### Part of a data file
--- begin ---

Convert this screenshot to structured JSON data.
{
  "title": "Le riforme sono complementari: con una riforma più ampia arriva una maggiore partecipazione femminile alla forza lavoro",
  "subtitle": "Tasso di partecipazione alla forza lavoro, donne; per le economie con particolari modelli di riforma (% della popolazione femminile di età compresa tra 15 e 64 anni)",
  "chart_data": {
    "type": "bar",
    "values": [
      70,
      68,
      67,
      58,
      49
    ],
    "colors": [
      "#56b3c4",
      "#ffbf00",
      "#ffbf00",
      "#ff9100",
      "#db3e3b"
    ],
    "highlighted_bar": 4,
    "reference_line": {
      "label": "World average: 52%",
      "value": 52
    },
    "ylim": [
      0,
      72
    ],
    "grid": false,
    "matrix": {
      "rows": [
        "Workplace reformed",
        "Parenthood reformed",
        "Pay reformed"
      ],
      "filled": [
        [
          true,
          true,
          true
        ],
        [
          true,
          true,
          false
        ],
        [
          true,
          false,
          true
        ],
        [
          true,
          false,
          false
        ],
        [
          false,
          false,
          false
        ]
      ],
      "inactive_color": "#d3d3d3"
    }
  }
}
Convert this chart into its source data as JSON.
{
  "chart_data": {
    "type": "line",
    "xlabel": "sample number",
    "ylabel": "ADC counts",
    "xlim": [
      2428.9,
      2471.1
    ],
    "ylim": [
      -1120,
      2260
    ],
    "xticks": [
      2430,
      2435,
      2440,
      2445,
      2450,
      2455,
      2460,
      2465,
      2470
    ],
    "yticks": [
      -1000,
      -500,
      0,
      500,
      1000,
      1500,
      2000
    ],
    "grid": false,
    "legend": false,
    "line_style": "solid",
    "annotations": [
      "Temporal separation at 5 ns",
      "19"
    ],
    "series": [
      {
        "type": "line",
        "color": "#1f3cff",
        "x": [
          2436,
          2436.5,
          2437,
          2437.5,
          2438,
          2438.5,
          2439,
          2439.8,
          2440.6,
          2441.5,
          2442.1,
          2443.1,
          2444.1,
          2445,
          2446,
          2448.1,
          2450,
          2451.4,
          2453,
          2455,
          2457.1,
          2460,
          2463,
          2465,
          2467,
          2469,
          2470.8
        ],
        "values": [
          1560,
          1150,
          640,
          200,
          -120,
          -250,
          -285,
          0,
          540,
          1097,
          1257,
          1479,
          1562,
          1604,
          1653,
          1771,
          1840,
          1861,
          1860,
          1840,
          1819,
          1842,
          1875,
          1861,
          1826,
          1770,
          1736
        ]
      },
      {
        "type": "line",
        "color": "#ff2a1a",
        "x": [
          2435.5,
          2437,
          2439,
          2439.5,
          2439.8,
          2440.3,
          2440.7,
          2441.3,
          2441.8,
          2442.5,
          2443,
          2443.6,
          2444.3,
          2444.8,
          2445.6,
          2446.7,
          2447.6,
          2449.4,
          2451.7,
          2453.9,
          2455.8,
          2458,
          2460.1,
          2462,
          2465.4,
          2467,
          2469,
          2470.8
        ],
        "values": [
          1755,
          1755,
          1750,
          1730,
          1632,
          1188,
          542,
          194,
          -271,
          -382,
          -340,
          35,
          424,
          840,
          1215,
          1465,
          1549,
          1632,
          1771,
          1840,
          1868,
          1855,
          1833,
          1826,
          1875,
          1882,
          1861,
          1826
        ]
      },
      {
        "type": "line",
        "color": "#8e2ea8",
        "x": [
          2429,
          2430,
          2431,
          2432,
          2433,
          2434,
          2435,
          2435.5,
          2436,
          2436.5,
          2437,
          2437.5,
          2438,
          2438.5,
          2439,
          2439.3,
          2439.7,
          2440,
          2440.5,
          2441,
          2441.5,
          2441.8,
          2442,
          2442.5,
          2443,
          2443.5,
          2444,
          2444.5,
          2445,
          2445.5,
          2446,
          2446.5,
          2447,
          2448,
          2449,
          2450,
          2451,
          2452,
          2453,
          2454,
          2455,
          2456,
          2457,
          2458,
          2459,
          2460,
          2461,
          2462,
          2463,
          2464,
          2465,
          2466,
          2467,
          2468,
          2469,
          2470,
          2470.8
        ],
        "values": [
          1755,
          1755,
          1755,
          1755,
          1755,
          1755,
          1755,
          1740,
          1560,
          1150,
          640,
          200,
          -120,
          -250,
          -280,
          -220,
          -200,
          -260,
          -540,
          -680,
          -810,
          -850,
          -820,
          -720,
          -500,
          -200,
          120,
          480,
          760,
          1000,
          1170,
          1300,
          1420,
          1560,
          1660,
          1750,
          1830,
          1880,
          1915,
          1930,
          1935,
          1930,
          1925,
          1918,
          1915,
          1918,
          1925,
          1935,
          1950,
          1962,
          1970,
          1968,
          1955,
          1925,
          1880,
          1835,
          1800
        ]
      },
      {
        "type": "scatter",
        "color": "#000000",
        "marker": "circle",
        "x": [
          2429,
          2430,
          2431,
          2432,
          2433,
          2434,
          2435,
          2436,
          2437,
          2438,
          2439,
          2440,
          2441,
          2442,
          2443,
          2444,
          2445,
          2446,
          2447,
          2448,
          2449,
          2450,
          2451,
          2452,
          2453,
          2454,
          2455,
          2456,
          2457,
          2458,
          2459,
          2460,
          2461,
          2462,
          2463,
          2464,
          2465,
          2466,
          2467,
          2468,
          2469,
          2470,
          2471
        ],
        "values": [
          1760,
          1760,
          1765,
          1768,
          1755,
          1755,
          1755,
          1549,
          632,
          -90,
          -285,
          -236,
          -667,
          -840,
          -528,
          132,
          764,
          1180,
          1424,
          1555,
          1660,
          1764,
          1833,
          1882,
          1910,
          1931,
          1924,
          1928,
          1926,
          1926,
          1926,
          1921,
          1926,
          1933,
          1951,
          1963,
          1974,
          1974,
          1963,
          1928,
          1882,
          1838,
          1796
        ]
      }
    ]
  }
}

--- end ---

### Task goal
Reproduce the entries above exactly.

### Answer to this exercise
Convert this screenshot to structured JSON data.
{
  "title": "Le riforme sono complementari: con una riforma più ampia arriva una maggiore partecipazione femminile alla forza lavoro",
  "subtitle": "Tasso di partecipazione alla forza lavoro, donne; per le economie con particolari modelli di riforma (% della popolazione femminile di età compresa tra 15 e 64 anni)",
  "chart_data": {
    "type": "bar",
    "values": [
      70,
      68,
      67,
      58,
      49
    ],
    "colors": [
      "#56b3c4",
      "#ffbf00",
      "#ffbf00",
      "#ff9100",
      "#db3e3b"
    ],
    "highlighted_bar": 4,
    "reference_line": {
      "label": "World average: 52%",
      "value": 52
    },
    "ylim": [
      0,
      72
    ],
    "grid": false,
    "matrix": {
      "rows": [
        "Workplace reformed",
        "Parenthood reformed",
        "Pay reformed"
      ],
      "filled": [
        [
          true,
          true,
          true
        ],
        [
          true,
          true,
          false
        ],
        [
          true,
          false,
          true
        ],
        [
          true,
          false,
          false
        ],
        [
          false,
          false,
          false
        ]
      ],
      "inactive_color": "#d3d3d3"
    }
  }
}
Convert this chart into its source data as JSON.
{
  "chart_data": {
    "type": "line",
    "xlabel": "sample number",
    "ylabel": "ADC counts",
    "xlim": [
      2428.9,
      2471.1
    ],
    "ylim": [
      -1120,
      2260
    ],
    "xticks": [
      2430,
      2435,
      2440,
      2445,
      2450,
      2455,
      2460,
      2465,
      2470
    ],
    "yticks": [
      -1000,
      -500,
      0,
      500,
      1000,
      1500,
      2000
    ],
    "grid": false,
    "legend": false,
    "line_style": "solid",
    "annotations": [
      "Temporal separation at 5 ns",
      "19"
    ],
    "series": [
      {
        "type": "line",
        "color": "#1f3cff",
        "x": [
          2436,
          2436.5,
          2437,
          2437.5,
          2438,
          2438.5,
          2439,
          2439.8,
          2440.6,
          2441.5,
          2442.1,
          2443.1,
          2444.1,
          2445,
          2446,
          2448.1,
          2450,
          2451.4,
          2453,
          2455,
          2457.1,
          2460,
          2463,
          2465,
          2467,
          2469,
          2470.8
        ],
        "values": [
          1560,
          1150,
          640,
          200,
          -120,
          -250,
          -285,
          0,
          540,
          1097,
          1257,
          1479,
          1562,
          1604,
          1653,
          1771,
          1840,
          1861,
          1860,
          1840,
          1819,
          1842,
          1875,
          1861,
          1826,
          1770,
          1736
        ]
      },
      {
        "type": "line",
        "color": "#ff2a1a",
        "x": [
          2435.5,
          2437,
          2439,
          2439.5,
          2439.8,
          2440.3,
          2440.7,
          2441.3,
          2441.8,
          2442.5,
          2443,
          2443.6,
          2444.3,
          2444.8,
          2445.6,
          2446.7,
          2447.6,
          2449.4,
          2451.7,
          2453.9,
          2455.8,
          2458,
          2460.1,
          2462,
          2465.4,
          2467,
          2469,
          2470.8
        ],
        "values": [
          1755,
          1755,
          1750,
          1730,
          1632,
          1188,
          542,
          194,
          -271,
          -382,
          -340,
          35,
          424,
          840,
          1215,
          1465,
          1549,
          1632,
          1771,
          1840,
          1868,
          1855,
          1833,
          1826,
          1875,
          1882,
          1861,
          1826
        ]
      },
      {
        "type": "line",
        "color": "#8e2ea8",
        "x": [
          2429,
          2430,
          2431,
          2432,
          2433,
          2434,
          2435,
          2435.5,
          2436,
          2436.5,
          2437,
          2437.5,
          2438,
          2438.5,
          2439,
          2439.3,
          2439.7,
          2440,
          2440.5,
          2441,
          2441.5,
          2441.8,
          2442,
          2442.5,
          2443,
          2443.5,
          2444,
          2444.5,
          2445,
          2445.5,
          2446,
          2446.5,
          2447,
          2448,
          2449,
          2450,
          2451,
          2452,
          2453,
          2454,
          2455,
          2456,
          2457,
          2458,
          2459,
          2460,
          2461,
          2462,
          2463,
          2464,
          2465,
          2466,
          2467,
          2468,
          2469,
          2470,
          2470.8
        ],
        "values": [
          1755,
          1755,
          1755,
          1755,
          1755,
          1755,
          1755,
          1740,
          1560,
          1150,
          640,
          200,
          -120,
          -250,
          -280,
          -220,
          -200,
          -260,
          -540,
          -680,
          -810,
          -850,
          -820,
          -720,
          -500,
          -200,
          120,
          480,
          760,
          1000,
          1170,
          1300,
          1420,
          1560,
          1660,
          1750,
          1830,
          1880,
          1915,
          1930,
          1935,
          1930,
          1925,
          1918,
          1915,
          1918,
          1925,
          1935,
          1950,
          1962,
          1970,
          1968,
          1955,
          1925,
          1880,
          1835,
          1800
        ]
      },
      {
        "type": "scatter",
        "color": "#000000",
        "marker": "circle",
        "x": [
          2429,
          2430,
          2431,
          2432,
          2433,
          2434,
          2435,
          2436,
          2437,
          2438,
          2439,
          2440,
          2441,
          2442,
          2443,
          2444,
          2445,
          2446,
          2447,
          2448,
          2449,
          2450,
          2451,
          2452,
          2453,
          2454,
          2455,
          2456,
          2457,
          2458,
          2459,
          2460,
          2461,
          2462,
          2463,
          2464,
          2465,
          2466,
          2467,
          2468,
          2469,
          2470,
          2471
        ],
        "values": [
          1760,
          1760,
          1765,
          1768,
          1755,
          1755,
          1755,
          1549,
          632,
          -90,
          -285,
          -236,
          -667,
          -840,
          -528,
          132,
          764,
          1180,
          1424,
          1555,
          1660,
          1764,
          1833,
          1882,
          1910,
          1931,
          1924,
          1928,
          1926,
          1926,
          1926,
          1921,
          1926,
          1933,
          1951,
          1963,
          1974,
          1974,
          1963,
          1928,
          1882,
          1838,
          1796
        ]
      }
    ]
  }
}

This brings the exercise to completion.